Requirement
Rewrite the lines of each item as a numbered list, leaving out any blank lines.

Input
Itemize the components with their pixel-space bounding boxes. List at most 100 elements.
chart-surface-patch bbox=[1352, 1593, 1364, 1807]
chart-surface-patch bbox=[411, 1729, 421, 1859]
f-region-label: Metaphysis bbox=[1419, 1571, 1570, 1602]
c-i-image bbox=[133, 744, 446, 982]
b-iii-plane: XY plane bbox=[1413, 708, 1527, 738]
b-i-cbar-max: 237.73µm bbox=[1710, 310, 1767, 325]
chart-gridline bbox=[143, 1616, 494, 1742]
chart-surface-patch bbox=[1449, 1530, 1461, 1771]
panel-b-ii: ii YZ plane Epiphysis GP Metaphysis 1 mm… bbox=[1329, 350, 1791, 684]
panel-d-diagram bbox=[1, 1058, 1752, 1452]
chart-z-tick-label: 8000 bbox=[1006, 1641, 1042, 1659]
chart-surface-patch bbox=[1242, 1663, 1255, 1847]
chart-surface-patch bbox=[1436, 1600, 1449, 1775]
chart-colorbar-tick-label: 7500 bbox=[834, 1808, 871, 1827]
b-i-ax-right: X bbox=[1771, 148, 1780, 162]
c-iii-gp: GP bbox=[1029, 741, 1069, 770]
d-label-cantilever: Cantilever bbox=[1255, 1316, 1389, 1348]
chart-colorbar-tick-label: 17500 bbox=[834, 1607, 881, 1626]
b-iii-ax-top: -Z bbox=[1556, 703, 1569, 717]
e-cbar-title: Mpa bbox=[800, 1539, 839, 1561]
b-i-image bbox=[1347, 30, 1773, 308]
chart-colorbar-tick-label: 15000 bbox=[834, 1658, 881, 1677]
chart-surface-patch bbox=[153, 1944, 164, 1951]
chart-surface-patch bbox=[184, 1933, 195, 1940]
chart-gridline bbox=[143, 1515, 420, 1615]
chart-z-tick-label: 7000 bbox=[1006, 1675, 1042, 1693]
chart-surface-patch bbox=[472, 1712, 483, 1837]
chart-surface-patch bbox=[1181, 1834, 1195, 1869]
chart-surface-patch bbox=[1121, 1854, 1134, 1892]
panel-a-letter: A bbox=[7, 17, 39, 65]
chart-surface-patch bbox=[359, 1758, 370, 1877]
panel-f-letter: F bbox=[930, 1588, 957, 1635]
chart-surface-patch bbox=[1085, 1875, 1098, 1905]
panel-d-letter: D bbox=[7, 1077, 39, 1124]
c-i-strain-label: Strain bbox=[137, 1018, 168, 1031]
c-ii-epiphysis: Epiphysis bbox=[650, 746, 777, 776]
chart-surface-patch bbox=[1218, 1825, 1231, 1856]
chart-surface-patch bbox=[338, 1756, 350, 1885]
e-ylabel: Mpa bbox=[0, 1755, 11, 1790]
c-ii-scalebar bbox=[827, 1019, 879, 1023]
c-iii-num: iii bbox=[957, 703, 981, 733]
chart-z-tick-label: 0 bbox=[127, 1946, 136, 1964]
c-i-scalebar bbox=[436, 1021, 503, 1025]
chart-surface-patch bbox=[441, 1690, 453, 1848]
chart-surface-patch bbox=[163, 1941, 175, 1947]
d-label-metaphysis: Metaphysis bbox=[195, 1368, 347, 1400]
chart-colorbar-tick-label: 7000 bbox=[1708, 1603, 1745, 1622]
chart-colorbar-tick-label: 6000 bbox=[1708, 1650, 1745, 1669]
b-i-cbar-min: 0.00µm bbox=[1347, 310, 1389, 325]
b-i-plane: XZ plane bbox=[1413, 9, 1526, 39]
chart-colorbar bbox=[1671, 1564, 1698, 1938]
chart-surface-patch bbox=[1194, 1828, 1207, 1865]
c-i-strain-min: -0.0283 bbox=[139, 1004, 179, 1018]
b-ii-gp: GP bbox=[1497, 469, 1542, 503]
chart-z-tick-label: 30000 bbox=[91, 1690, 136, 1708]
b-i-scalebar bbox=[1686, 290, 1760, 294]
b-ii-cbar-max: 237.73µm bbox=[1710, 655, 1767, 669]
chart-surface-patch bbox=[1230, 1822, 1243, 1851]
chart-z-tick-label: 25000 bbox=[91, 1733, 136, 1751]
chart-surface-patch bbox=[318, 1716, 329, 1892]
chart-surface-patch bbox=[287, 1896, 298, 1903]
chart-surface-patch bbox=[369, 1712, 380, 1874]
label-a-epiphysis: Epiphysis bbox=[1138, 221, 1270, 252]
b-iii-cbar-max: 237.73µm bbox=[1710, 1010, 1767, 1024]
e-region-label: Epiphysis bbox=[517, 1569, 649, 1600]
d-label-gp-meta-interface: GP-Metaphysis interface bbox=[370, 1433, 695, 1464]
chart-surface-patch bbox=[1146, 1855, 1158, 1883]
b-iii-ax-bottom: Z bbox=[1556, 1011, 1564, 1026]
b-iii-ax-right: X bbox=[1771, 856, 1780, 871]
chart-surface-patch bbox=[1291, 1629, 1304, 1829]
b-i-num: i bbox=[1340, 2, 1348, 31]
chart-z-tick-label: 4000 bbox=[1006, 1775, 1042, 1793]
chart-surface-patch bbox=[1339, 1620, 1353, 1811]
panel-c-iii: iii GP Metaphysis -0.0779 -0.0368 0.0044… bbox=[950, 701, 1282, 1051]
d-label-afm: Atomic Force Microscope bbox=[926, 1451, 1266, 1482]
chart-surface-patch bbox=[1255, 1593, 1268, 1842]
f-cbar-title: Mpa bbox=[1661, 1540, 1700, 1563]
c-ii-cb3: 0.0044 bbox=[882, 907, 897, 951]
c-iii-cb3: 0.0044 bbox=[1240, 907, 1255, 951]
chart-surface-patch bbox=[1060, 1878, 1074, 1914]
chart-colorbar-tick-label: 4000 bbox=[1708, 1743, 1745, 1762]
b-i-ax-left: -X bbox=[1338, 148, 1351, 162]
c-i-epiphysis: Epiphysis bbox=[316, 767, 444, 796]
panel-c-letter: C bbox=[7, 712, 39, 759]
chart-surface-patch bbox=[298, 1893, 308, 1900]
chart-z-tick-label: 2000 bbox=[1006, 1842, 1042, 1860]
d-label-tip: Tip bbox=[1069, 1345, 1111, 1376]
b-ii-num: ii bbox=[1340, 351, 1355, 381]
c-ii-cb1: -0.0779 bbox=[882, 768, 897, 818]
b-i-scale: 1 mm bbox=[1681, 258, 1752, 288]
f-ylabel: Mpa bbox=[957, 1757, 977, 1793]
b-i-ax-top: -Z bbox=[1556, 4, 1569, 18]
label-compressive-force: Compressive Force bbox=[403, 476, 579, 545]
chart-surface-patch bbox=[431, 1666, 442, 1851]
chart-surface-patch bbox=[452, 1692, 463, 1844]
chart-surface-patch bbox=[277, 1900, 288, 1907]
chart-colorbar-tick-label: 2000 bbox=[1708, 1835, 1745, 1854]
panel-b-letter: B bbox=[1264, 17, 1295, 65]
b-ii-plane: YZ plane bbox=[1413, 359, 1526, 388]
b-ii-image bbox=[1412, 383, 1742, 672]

Final answer
1. Itemize the components with their pixel-space bounding boxes. List at most 100 elements.
2. chart-surface-patch bbox=[1352, 1593, 1364, 1807]
3. chart-surface-patch bbox=[411, 1729, 421, 1859]
4. f-region-label: Metaphysis bbox=[1419, 1571, 1570, 1602]
5. c-i-image bbox=[133, 744, 446, 982]
6. b-iii-plane: XY plane bbox=[1413, 708, 1527, 738]
7. b-i-cbar-max: 237.73µm bbox=[1710, 310, 1767, 325]
8. chart-gridline bbox=[143, 1616, 494, 1742]
9. chart-surface-patch bbox=[1449, 1530, 1461, 1771]
10. panel-b-ii: ii YZ plane Epiphysis GP Metaphysis 1 mm… bbox=[1329, 350, 1791, 684]
11. panel-d-diagram bbox=[1, 1058, 1752, 1452]
12. chart-z-tick-label: 8000 bbox=[1006, 1641, 1042, 1659]
13. chart-surface-patch bbox=[1242, 1663, 1255, 1847]
14. chart-surface-patch bbox=[1436, 1600, 1449, 1775]
15. chart-colorbar-tick-label: 7500 bbox=[834, 1808, 871, 1827]
16. b-i-ax-right: X bbox=[1771, 148, 1780, 162]
17. c-iii-gp: GP bbox=[1029, 741, 1069, 770]
18. d-label-cantilever: Cantilever bbox=[1255, 1316, 1389, 1348]
19. chart-colorbar-tick-label: 17500 bbox=[834, 1607, 881, 1626]
20. b-iii-ax-top: -Z bbox=[1556, 703, 1569, 717]
21. e-cbar-title: Mpa bbox=[800, 1539, 839, 1561]
22. b-i-image bbox=[1347, 30, 1773, 308]
23. chart-colorbar-tick-label: 15000 bbox=[834, 1658, 881, 1677]
24. chart-surface-patch bbox=[153, 1944, 164, 1951]
25. chart-surface-patch bbox=[184, 1933, 195, 1940]
26. chart-gridline bbox=[143, 1515, 420, 1615]
27. chart-z-tick-label: 7000 bbox=[1006, 1675, 1042, 1693]
28. chart-surface-patch bbox=[472, 1712, 483, 1837]
29. chart-surface-patch bbox=[1181, 1834, 1195, 1869]
30. chart-surface-patch bbox=[1121, 1854, 1134, 1892]
31. panel-a-letter: A bbox=[7, 17, 39, 65]
32. chart-surface-patch bbox=[359, 1758, 370, 1877]
33. panel-f-letter: F bbox=[930, 1588, 957, 1635]
34. chart-surface-patch bbox=[1085, 1875, 1098, 1905]
35. panel-d-letter: D bbox=[7, 1077, 39, 1124]
36. c-i-strain-label: Strain bbox=[137, 1018, 168, 1031]
37. c-ii-epiphysis: Epiphysis bbox=[650, 746, 777, 776]
38. chart-surface-patch bbox=[1218, 1825, 1231, 1856]
39. chart-surface-patch bbox=[338, 1756, 350, 1885]
40. e-ylabel: Mpa bbox=[0, 1755, 11, 1790]
41. c-ii-scalebar bbox=[827, 1019, 879, 1023]
42. c-iii-num: iii bbox=[957, 703, 981, 733]
43. chart-z-tick-label: 0 bbox=[127, 1946, 136, 1964]
44. c-i-scalebar bbox=[436, 1021, 503, 1025]
45. chart-surface-patch bbox=[441, 1690, 453, 1848]
46. chart-surface-patch bbox=[163, 1941, 175, 1947]
47. d-label-metaphysis: Metaphysis bbox=[195, 1368, 347, 1400]
48. chart-colorbar-tick-label: 7000 bbox=[1708, 1603, 1745, 1622]
49. chart-colorbar-tick-label: 6000 bbox=[1708, 1650, 1745, 1669]
50. b-i-cbar-min: 0.00µm bbox=[1347, 310, 1389, 325]
51. b-i-plane: XZ plane bbox=[1413, 9, 1526, 39]
52. chart-colorbar bbox=[1671, 1564, 1698, 1938]
53. chart-surface-patch bbox=[1194, 1828, 1207, 1865]
54. c-i-strain-min: -0.0283 bbox=[139, 1004, 179, 1018]
55. b-ii-gp: GP bbox=[1497, 469, 1542, 503]
56. chart-z-tick-label: 30000 bbox=[91, 1690, 136, 1708]
57. b-i-scalebar bbox=[1686, 290, 1760, 294]
58. b-ii-cbar-max: 237.73µm bbox=[1710, 655, 1767, 669]
59. chart-surface-patch bbox=[1230, 1822, 1243, 1851]
60. chart-z-tick-label: 25000 bbox=[91, 1733, 136, 1751]
61. chart-surface-patch bbox=[318, 1716, 329, 1892]
62. chart-surface-patch bbox=[287, 1896, 298, 1903]
63. chart-surface-patch bbox=[369, 1712, 380, 1874]
64. label-a-epiphysis: Epiphysis bbox=[1138, 221, 1270, 252]
65. b-iii-cbar-max: 237.73µm bbox=[1710, 1010, 1767, 1024]
66. e-region-label: Epiphysis bbox=[517, 1569, 649, 1600]
67. d-label-gp-meta-interface: GP-Metaphysis interface bbox=[370, 1433, 695, 1464]
68. chart-surface-patch bbox=[1146, 1855, 1158, 1883]
69. b-iii-ax-bottom: Z bbox=[1556, 1011, 1564, 1026]
70. b-iii-ax-right: X bbox=[1771, 856, 1780, 871]
71. chart-surface-patch bbox=[1291, 1629, 1304, 1829]
72. b-i-num: i bbox=[1340, 2, 1348, 31]
73. chart-z-tick-label: 4000 bbox=[1006, 1775, 1042, 1793]
74. chart-surface-patch bbox=[1339, 1620, 1353, 1811]
75. panel-c-iii: iii GP Metaphysis -0.0779 -0.0368 0.0044… bbox=[950, 701, 1282, 1051]
76. d-label-afm: Atomic Force Microscope bbox=[926, 1451, 1266, 1482]
77. chart-surface-patch bbox=[1255, 1593, 1268, 1842]
78. f-cbar-title: Mpa bbox=[1661, 1540, 1700, 1563]
79. c-ii-cb3: 0.0044 bbox=[882, 907, 897, 951]
80. c-iii-cb3: 0.0044 bbox=[1240, 907, 1255, 951]
81. chart-surface-patch bbox=[1060, 1878, 1074, 1914]
82. chart-colorbar-tick-label: 4000 bbox=[1708, 1743, 1745, 1762]
83. b-i-ax-left: -X bbox=[1338, 148, 1351, 162]
84. c-i-epiphysis: Epiphysis bbox=[316, 767, 444, 796]
85. panel-c-letter: C bbox=[7, 712, 39, 759]
86. chart-surface-patch bbox=[298, 1893, 308, 1900]
87. chart-z-tick-label: 2000 bbox=[1006, 1842, 1042, 1860]
88. d-label-tip: Tip bbox=[1069, 1345, 1111, 1376]
89. b-ii-num: ii bbox=[1340, 351, 1355, 381]
90. c-ii-cb1: -0.0779 bbox=[882, 768, 897, 818]
91. b-i-scale: 1 mm bbox=[1681, 258, 1752, 288]
92. f-ylabel: Mpa bbox=[957, 1757, 977, 1793]
93. b-i-ax-top: -Z bbox=[1556, 4, 1569, 18]
94. label-compressive-force: Compressive Force bbox=[403, 476, 579, 545]
95. chart-surface-patch bbox=[431, 1666, 442, 1851]
96. chart-surface-patch bbox=[452, 1692, 463, 1844]
97. chart-surface-patch bbox=[277, 1900, 288, 1907]
98. chart-colorbar-tick-label: 2000 bbox=[1708, 1835, 1745, 1854]
99. panel-b-letter: B bbox=[1264, 17, 1295, 65]
100. b-ii-plane: YZ plane bbox=[1413, 359, 1526, 388]
101. b-ii-image bbox=[1412, 383, 1742, 672]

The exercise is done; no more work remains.